Stored data entries:
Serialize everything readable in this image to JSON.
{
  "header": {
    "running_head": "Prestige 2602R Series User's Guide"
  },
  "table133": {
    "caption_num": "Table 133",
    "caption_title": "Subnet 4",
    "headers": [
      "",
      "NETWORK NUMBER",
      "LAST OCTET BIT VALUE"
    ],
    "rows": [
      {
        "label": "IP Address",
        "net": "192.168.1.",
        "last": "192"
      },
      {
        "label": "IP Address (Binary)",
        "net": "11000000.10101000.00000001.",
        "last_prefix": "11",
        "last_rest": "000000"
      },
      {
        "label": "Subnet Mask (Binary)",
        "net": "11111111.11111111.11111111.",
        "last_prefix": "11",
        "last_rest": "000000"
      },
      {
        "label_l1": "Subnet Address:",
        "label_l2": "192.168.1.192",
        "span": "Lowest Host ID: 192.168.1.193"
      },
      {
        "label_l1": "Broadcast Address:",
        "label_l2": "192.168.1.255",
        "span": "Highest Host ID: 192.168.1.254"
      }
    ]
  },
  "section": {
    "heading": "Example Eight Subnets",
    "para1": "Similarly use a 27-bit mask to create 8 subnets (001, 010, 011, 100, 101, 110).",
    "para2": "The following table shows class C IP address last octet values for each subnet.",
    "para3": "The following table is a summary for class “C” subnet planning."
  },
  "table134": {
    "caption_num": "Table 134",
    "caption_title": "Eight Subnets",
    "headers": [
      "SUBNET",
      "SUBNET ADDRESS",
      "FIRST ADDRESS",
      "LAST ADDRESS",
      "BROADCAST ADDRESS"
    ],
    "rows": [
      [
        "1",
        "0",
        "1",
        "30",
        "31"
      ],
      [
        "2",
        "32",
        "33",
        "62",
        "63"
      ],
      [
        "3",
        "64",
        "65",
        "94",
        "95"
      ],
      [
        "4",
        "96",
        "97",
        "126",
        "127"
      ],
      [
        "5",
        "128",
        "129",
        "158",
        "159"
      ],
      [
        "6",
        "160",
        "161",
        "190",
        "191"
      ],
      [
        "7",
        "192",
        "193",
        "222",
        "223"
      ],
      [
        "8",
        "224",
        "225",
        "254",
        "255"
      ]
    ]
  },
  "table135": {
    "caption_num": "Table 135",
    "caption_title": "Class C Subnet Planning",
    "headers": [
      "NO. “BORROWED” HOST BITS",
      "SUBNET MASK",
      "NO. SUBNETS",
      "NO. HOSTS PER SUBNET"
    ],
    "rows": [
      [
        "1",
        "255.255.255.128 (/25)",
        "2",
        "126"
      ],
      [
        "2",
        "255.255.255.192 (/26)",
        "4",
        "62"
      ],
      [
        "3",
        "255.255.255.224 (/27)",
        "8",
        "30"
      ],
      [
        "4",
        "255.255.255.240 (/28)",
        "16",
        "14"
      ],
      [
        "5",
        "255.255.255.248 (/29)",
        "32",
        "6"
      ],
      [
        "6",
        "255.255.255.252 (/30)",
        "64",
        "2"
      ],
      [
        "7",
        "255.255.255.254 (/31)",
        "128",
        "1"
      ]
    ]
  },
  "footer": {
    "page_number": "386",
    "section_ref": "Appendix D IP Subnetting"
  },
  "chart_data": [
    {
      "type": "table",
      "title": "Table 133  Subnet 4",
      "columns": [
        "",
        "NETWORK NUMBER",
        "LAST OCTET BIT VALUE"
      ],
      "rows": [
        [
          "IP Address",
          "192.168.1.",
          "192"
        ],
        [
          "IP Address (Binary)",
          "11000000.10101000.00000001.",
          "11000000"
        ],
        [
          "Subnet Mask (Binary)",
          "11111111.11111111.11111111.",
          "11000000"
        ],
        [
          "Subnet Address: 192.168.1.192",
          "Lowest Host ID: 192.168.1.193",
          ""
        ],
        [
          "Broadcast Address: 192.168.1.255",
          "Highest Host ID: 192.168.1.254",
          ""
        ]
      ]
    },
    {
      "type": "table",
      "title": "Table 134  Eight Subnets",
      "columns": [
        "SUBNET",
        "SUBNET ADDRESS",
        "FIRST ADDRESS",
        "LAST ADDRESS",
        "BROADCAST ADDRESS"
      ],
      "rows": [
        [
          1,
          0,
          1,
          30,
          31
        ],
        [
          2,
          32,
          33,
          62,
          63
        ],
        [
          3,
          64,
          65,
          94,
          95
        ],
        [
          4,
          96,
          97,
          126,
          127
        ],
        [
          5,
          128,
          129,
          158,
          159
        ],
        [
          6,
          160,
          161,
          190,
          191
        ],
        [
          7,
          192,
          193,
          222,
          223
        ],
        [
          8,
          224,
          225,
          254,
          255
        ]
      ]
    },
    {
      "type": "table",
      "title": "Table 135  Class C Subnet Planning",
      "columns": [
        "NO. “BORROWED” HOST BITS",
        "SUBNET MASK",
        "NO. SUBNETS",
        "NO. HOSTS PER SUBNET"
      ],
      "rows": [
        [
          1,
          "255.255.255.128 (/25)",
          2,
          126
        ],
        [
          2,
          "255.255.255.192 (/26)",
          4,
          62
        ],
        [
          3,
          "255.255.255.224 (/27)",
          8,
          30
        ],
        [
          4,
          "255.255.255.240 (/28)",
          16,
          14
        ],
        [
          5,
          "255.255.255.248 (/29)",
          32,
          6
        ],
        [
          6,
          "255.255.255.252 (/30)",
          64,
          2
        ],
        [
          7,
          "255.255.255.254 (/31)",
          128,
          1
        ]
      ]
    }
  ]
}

§ What the exercise asks
All the entries above need to be reproduced exactly.

§ Complete output
Serialize everything readable in this image to JSON.
{
  "header": {
    "running_head": "Prestige 2602R Series User's Guide"
  },
  "table133": {
    "caption_num": "Table 133",
    "caption_title": "Subnet 4",
    "headers": [
      "",
      "NETWORK NUMBER",
      "LAST OCTET BIT VALUE"
    ],
    "rows": [
      {
        "label": "IP Address",
        "net": "192.168.1.",
        "last": "192"
      },
      {
        "label": "IP Address (Binary)",
        "net": "11000000.10101000.00000001.",
        "last_prefix": "11",
        "last_rest": "000000"
      },
      {
        "label": "Subnet Mask (Binary)",
        "net": "11111111.11111111.11111111.",
        "last_prefix": "11",
        "last_rest": "000000"
      },
      {
        "label_l1": "Subnet Address:",
        "label_l2": "192.168.1.192",
        "span": "Lowest Host ID: 192.168.1.193"
      },
      {
        "label_l1": "Broadcast Address:",
        "label_l2": "192.168.1.255",
        "span": "Highest Host ID: 192.168.1.254"
      }
    ]
  },
  "section": {
    "heading": "Example Eight Subnets",
    "para1": "Similarly use a 27-bit mask to create 8 subnets (001, 010, 011, 100, 101, 110).",
    "para2": "The following table shows class C IP address last octet values for each subnet.",
    "para3": "The following table is a summary for class “C” subnet planning."
  },
  "table134": {
    "caption_num": "Table 134",
    "caption_title": "Eight Subnets",
    "headers": [
      "SUBNET",
      "SUBNET ADDRESS",
      "FIRST ADDRESS",
      "LAST ADDRESS",
      "BROADCAST ADDRESS"
    ],
    "rows": [
      [
        "1",
        "0",
        "1",
        "30",
        "31"
      ],
      [
        "2",
        "32",
        "33",
        "62",
        "63"
      ],
      [
        "3",
        "64",
        "65",
        "94",
        "95"
      ],
      [
        "4",
        "96",
        "97",
        "126",
        "127"
      ],
      [
        "5",
        "128",
        "129",
        "158",
        "159"
      ],
      [
        "6",
        "160",
        "161",
        "190",
        "191"
      ],
      [
        "7",
        "192",
        "193",
        "222",
        "223"
      ],
      [
        "8",
        "224",
        "225",
        "254",
        "255"
      ]
    ]
  },
  "table135": {
    "caption_num": "Table 135",
    "caption_title": "Class C Subnet Planning",
    "headers": [
      "NO. “BORROWED” HOST BITS",
      "SUBNET MASK",
      "NO. SUBNETS",
      "NO. HOSTS PER SUBNET"
    ],
    "rows": [
      [
        "1",
        "255.255.255.128 (/25)",
        "2",
        "126"
      ],
      [
        "2",
        "255.255.255.192 (/26)",
        "4",
        "62"
      ],
      [
        "3",
        "255.255.255.224 (/27)",
        "8",
        "30"
      ],
      [
        "4",
        "255.255.255.240 (/28)",
        "16",
        "14"
      ],
      [
        "5",
        "255.255.255.248 (/29)",
        "32",
        "6"
      ],
      [
        "6",
        "255.255.255.252 (/30)",
        "64",
        "2"
      ],
      [
        "7",
        "255.255.255.254 (/31)",
        "128",
        "1"
      ]
    ]
  },
  "footer": {
    "page_number": "386",
    "section_ref": "Appendix D IP Subnetting"
  },
  "chart_data": [
    {
      "type": "table",
      "title": "Table 133  Subnet 4",
      "columns": [
        "",
        "NETWORK NUMBER",
        "LAST OCTET BIT VALUE"
      ],
      "rows": [
        [
          "IP Address",
          "192.168.1.",
          "192"
        ],
        [
          "IP Address (Binary)",
          "11000000.10101000.00000001.",
          "11000000"
        ],
        [
          "Subnet Mask (Binary)",
          "11111111.11111111.11111111.",
          "11000000"
        ],
        [
          "Subnet Address: 192.168.1.192",
          "Lowest Host ID: 192.168.1.193",
          ""
        ],
        [
          "Broadcast Address: 192.168.1.255",
          "Highest Host ID: 192.168.1.254",
          ""
        ]
      ]
    },
    {
      "type": "table",
      "title": "Table 134  Eight Subnets",
      "columns": [
        "SUBNET",
        "SUBNET ADDRESS",
        "FIRST ADDRESS",
        "LAST ADDRESS",
        "BROADCAST ADDRESS"
      ],
      "rows": [
        [
          1,
          0,
          1,
          30,
          31
        ],
        [
          2,
          32,
          33,
          62,
          63
        ],
        [
          3,
          64,
          65,
          94,
          95
        ],
        [
          4,
          96,
          97,
          126,
          127
        ],
        [
          5,
          128,
          129,
          158,
          159
        ],
        [
          6,
          160,
          161,
          190,
          191
        ],
        [
          7,
          192,
          193,
          222,
          223
        ],
        [
          8,
          224,
          225,
          254,
          255
        ]
      ]
    },
    {
      "type": "table",
      "title": "Table 135  Class C Subnet Planning",
      "columns": [
        "NO. “BORROWED” HOST BITS",
        "SUBNET MASK",
        "NO. SUBNETS",
        "NO. HOSTS PER SUBNET"
      ],
      "rows": [
        [
          1,
          "255.255.255.128 (/25)",
          2,
          126
        ],
        [
          2,
          "255.255.255.192 (/26)",
          4,
          62
        ],
        [
          3,
          "255.255.255.224 (/27)",
          8,
          30
        ],
        [
          4,
          "255.255.255.240 (/28)",
          16,
          14
        ],
        [
          5,
          "255.255.255.248 (/29)",
          32,
          6
        ],
        [
          6,
          "255.255.255.252 (/30)",
          64,
          2
        ],
        [
          7,
          "255.255.255.254 (/31)",
          128,
          1
        ]
      ]
    }
  ]
}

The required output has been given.